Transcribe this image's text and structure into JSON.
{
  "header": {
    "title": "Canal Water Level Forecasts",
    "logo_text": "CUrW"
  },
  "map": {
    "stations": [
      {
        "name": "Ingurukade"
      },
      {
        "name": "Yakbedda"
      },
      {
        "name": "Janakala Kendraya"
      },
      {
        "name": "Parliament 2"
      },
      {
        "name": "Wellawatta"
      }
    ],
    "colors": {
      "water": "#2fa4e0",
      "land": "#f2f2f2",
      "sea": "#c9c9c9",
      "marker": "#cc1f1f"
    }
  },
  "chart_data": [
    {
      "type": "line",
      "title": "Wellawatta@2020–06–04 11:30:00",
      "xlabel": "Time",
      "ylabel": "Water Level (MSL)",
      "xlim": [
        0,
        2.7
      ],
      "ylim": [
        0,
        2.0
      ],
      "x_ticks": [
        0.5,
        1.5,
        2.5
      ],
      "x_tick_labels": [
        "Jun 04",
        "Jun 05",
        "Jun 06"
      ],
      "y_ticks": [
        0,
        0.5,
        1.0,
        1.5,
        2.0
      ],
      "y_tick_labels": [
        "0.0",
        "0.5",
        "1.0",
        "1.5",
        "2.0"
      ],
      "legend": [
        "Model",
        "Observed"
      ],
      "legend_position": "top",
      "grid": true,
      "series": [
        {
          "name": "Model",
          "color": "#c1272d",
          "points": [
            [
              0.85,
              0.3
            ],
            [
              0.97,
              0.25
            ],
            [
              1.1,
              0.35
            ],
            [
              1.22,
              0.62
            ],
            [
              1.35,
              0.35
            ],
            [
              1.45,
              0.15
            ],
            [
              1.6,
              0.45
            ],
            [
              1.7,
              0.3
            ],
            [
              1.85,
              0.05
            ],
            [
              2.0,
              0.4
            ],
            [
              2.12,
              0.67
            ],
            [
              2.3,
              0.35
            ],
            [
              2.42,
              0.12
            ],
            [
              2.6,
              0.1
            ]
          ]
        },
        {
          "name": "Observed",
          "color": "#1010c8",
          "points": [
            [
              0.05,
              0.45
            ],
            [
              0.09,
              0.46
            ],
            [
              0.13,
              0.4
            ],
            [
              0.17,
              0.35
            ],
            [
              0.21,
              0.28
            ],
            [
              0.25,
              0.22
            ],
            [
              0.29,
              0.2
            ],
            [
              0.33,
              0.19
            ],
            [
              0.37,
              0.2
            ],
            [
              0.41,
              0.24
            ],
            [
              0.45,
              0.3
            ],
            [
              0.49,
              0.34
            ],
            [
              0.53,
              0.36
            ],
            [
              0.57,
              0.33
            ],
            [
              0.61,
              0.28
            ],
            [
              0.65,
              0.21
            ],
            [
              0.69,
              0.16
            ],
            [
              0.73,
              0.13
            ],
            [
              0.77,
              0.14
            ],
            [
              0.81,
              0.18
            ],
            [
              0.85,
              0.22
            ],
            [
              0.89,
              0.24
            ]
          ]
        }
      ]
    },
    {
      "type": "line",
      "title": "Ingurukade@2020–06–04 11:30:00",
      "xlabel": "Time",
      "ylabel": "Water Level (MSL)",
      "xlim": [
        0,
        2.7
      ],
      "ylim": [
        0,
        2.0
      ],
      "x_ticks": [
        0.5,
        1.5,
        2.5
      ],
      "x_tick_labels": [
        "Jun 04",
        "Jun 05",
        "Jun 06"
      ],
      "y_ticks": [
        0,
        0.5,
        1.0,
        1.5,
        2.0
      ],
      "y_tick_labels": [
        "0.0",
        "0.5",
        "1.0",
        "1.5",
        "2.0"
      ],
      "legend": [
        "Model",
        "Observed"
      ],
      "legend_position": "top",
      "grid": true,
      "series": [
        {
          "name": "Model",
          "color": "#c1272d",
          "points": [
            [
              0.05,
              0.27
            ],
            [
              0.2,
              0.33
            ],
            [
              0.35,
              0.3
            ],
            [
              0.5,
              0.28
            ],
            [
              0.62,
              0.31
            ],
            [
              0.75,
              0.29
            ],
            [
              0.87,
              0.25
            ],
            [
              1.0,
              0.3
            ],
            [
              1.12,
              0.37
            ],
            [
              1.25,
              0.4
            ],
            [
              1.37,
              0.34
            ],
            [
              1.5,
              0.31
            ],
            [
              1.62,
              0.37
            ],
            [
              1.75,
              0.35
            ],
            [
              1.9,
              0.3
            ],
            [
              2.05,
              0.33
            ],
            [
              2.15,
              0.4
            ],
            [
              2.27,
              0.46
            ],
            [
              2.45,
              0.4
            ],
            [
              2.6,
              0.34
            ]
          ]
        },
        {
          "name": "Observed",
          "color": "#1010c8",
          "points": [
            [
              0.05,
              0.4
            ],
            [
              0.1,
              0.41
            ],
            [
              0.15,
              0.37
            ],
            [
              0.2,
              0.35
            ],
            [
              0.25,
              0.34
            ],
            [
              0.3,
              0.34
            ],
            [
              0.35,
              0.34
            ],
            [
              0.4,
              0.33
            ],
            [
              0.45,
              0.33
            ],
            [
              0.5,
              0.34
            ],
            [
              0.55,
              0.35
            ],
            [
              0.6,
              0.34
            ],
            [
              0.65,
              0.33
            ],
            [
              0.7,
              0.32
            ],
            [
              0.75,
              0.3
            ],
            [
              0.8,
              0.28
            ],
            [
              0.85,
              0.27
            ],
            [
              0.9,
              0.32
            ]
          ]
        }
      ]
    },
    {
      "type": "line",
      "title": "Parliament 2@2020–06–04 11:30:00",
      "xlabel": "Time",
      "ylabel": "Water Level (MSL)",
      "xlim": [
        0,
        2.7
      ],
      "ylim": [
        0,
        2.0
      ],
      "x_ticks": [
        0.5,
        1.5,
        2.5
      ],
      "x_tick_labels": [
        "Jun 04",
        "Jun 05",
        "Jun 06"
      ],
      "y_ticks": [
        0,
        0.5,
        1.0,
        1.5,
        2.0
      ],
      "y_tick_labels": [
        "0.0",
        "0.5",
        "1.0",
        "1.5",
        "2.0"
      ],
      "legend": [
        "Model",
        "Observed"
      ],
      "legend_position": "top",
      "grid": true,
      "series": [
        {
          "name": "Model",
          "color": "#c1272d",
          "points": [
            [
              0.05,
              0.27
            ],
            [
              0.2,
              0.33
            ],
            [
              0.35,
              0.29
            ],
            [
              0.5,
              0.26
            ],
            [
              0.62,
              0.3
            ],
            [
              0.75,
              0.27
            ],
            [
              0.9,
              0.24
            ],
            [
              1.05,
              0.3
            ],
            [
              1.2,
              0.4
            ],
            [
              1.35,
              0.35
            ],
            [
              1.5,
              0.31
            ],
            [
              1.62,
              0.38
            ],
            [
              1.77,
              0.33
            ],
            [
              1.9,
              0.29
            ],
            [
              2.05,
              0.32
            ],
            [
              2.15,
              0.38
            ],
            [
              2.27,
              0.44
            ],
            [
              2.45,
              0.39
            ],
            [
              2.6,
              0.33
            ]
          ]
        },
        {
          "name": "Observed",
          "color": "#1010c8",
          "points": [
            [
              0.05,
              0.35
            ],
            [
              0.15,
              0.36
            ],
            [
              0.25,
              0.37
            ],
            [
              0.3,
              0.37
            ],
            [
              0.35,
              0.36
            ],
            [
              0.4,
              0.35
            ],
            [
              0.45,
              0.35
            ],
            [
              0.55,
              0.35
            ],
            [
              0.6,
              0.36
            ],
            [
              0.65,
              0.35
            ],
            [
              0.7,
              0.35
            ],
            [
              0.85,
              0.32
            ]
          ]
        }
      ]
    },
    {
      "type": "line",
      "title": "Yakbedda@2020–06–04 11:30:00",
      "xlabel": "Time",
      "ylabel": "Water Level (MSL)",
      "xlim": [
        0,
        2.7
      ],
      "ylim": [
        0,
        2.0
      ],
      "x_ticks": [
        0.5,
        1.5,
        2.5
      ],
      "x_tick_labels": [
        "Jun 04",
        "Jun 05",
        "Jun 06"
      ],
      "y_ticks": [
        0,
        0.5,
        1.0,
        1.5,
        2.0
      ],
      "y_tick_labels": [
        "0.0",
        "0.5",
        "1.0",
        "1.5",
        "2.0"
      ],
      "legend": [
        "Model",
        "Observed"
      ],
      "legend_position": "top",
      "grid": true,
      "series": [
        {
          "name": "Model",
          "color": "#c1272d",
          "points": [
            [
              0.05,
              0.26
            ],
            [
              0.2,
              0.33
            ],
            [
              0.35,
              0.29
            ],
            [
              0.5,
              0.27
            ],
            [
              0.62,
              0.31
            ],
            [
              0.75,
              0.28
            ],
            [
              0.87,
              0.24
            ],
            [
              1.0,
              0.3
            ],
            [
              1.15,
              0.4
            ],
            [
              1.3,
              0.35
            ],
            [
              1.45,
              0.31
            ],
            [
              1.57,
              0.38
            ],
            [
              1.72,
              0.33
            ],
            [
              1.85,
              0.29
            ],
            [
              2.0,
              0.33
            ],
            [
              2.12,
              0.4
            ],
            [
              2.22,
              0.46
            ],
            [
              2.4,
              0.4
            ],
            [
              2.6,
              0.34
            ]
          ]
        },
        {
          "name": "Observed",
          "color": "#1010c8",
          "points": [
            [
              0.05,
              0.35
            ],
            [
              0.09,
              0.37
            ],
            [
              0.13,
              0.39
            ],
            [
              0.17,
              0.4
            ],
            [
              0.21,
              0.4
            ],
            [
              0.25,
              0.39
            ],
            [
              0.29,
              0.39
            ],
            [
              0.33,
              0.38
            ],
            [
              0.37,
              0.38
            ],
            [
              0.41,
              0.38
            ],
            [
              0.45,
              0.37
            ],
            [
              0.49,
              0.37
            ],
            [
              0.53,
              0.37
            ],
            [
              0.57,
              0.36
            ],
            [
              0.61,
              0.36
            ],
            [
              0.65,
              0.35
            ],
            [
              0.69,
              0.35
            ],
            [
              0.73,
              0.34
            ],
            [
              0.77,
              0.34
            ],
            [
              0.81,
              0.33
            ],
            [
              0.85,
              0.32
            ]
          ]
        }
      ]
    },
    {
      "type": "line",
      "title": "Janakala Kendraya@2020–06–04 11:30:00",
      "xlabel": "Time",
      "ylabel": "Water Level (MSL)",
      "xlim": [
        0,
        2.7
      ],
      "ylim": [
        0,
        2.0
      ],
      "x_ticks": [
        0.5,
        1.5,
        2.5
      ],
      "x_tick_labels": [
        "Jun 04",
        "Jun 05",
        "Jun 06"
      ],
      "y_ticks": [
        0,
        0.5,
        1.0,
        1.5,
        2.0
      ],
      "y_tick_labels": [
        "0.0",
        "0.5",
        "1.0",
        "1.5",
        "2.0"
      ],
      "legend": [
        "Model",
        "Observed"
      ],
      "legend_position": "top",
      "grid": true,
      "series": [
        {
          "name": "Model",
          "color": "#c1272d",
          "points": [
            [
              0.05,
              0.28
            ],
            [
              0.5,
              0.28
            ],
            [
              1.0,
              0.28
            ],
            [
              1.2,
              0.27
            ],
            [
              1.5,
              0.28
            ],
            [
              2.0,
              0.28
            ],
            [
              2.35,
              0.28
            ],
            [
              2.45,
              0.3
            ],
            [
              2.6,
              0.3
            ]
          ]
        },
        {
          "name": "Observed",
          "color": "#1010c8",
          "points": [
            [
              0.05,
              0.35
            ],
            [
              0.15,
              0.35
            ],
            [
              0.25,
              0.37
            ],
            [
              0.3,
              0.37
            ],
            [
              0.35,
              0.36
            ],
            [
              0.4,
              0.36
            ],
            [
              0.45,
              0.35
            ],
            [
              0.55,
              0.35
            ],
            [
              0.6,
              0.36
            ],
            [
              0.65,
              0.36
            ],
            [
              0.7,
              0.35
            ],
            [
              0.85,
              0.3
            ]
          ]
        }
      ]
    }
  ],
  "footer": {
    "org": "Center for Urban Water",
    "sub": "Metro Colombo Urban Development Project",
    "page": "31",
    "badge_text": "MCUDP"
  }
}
######
• TASK TO CARRY OUT:
Gather up the lines that contain the word "Parliament".

• SOLVED PROBLEM:
        "name": "Parliament 2"
      "title": "Parliament 2@2020–06–04 11:30:00",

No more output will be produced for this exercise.